#### Source records

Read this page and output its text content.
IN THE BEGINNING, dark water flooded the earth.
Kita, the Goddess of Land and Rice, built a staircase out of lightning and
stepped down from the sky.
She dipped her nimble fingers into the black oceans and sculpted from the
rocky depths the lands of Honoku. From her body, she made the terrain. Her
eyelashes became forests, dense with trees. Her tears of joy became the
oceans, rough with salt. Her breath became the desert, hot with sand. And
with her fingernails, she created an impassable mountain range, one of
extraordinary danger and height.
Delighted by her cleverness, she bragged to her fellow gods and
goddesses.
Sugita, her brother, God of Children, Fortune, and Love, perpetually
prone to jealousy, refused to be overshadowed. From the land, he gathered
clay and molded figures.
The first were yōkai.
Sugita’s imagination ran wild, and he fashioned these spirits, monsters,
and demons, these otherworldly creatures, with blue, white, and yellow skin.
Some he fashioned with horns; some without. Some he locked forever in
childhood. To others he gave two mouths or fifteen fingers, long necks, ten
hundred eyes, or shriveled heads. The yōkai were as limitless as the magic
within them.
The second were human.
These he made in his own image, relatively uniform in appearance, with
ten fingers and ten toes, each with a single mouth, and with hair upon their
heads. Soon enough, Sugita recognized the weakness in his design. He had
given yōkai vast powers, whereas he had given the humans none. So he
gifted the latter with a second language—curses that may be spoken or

########

What is asked :: Using the listing above, pull out all lines that hold the word "heads".

Solution below ::
hundred eyes, or shriveled heads. The yōkai were as limitless as the magic
heads. Soon enough, Sugita recognized the weakness in his design. He had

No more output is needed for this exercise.